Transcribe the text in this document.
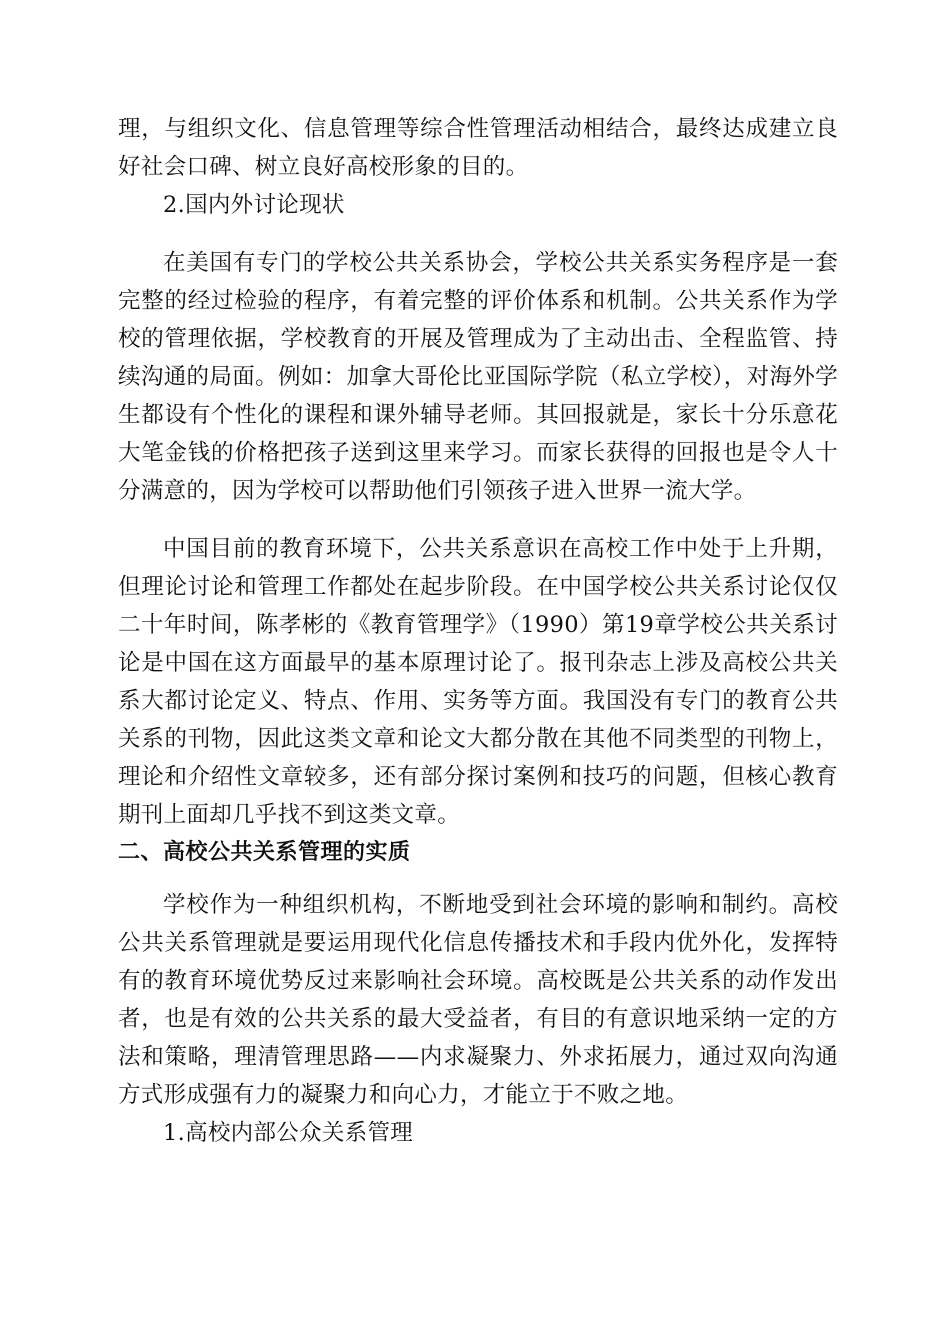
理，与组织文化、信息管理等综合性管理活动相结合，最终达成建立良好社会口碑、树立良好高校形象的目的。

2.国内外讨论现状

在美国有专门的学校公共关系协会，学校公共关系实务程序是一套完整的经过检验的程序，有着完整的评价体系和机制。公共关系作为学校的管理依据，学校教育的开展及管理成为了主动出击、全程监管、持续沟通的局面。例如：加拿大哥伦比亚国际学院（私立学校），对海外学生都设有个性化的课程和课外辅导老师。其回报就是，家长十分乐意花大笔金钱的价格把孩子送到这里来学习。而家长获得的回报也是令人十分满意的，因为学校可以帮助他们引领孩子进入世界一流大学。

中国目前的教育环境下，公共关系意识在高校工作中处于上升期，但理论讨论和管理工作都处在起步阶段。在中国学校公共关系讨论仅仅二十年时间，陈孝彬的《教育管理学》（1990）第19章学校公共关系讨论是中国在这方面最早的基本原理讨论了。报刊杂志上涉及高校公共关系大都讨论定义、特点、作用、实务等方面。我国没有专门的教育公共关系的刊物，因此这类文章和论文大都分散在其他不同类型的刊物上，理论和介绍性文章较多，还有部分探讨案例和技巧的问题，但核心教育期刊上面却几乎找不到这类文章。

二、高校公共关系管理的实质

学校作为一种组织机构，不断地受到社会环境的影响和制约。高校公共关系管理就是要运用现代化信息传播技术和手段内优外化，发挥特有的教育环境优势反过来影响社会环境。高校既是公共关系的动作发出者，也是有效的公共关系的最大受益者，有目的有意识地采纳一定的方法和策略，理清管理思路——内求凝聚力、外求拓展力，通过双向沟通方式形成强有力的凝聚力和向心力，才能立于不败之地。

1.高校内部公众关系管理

==

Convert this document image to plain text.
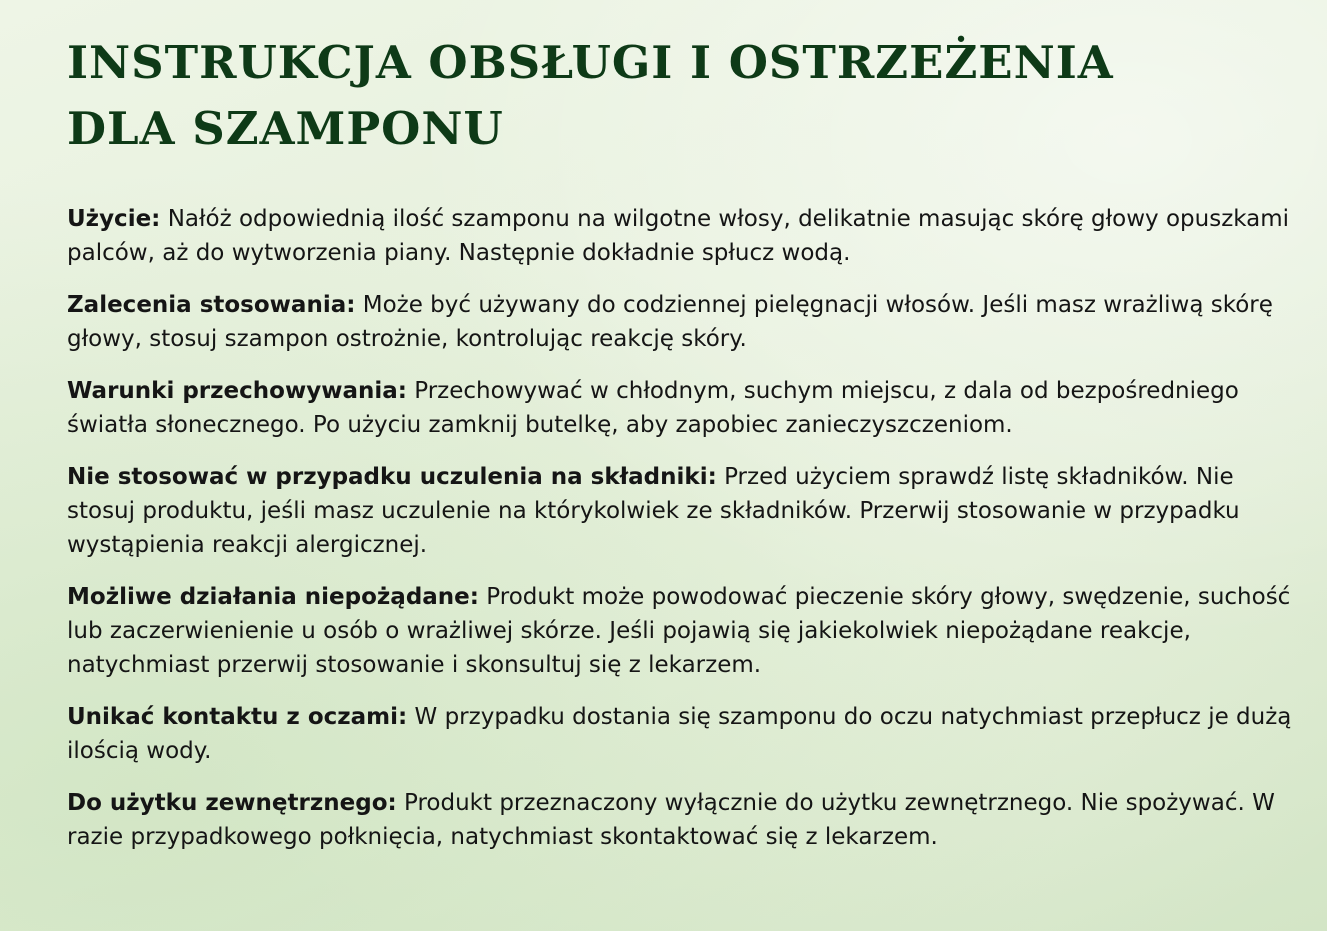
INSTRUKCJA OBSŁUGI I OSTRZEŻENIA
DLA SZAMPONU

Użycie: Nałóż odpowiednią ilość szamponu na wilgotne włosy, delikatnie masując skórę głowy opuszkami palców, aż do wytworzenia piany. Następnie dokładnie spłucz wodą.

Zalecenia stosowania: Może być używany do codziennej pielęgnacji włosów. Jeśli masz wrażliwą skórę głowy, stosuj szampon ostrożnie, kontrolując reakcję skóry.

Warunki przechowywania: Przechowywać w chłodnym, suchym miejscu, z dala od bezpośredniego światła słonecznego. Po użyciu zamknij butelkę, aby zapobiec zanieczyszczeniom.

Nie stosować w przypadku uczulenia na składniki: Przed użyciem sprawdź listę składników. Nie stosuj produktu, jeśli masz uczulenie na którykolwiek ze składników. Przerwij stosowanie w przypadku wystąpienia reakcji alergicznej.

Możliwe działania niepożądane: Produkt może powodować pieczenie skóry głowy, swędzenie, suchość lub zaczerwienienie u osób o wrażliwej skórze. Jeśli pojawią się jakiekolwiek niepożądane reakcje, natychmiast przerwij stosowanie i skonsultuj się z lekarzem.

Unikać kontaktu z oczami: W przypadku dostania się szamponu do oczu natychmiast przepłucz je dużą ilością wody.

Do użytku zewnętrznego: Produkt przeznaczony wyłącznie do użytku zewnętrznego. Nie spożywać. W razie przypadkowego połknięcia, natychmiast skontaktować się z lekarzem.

---

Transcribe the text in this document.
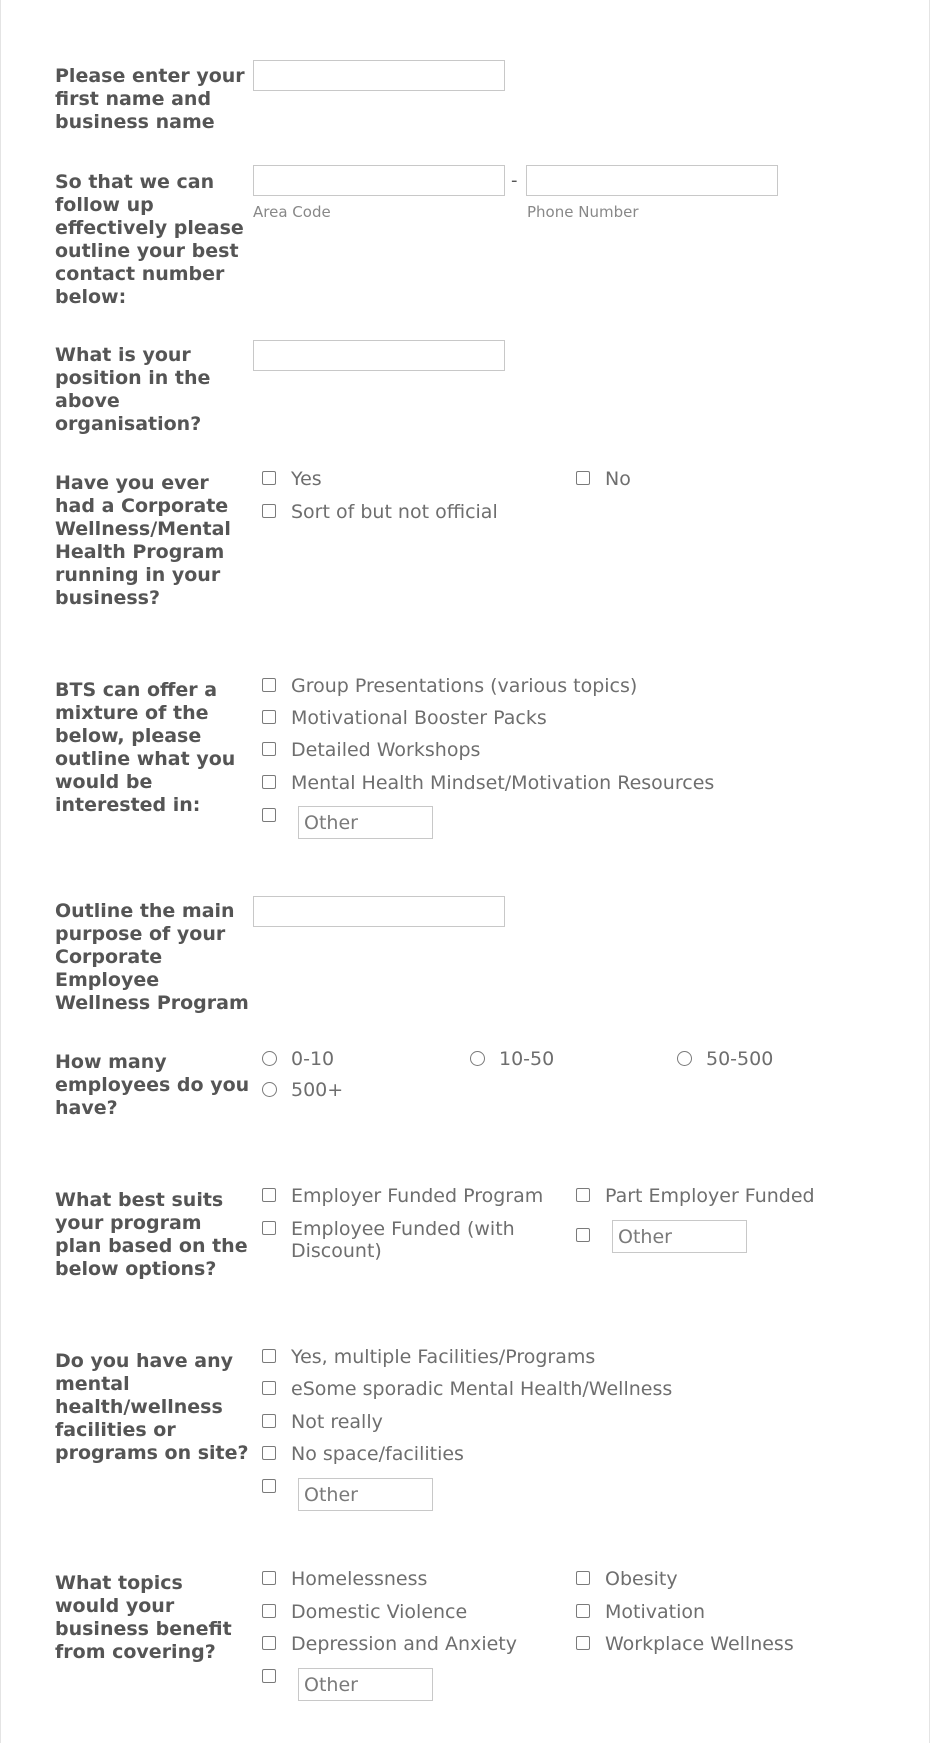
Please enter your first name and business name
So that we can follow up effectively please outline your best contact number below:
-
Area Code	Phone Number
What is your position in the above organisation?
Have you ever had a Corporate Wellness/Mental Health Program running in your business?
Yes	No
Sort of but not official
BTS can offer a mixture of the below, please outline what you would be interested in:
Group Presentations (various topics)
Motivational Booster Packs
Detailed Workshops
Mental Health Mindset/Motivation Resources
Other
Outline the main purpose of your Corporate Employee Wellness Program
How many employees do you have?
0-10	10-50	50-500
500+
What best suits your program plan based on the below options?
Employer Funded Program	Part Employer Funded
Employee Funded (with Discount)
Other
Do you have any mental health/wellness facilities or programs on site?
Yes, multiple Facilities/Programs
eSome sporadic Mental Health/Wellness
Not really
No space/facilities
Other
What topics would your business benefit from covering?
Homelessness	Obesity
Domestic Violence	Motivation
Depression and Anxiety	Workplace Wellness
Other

> **WHAT TO DO**:
Which lines hold the word "stosuj"? Return all of them from the records above.

> **RESPONSE FOR THIS EXERCISE**:
Zalecenia stosowania: Może być używany do codziennej pielęgnacji włosów. Jeśli masz wrażliwą skórę głowy, stosuj szampon ostrożnie, kontrolując reakcję skóry.
Nie stosować w przypadku uczulenia na składniki: Przed użyciem sprawdź listę składników. Nie stosuj produktu, jeśli masz uczulenie na którykolwiek ze składników. Przerwij stosowanie w przypadku wystąpienia reakcji alergicznej.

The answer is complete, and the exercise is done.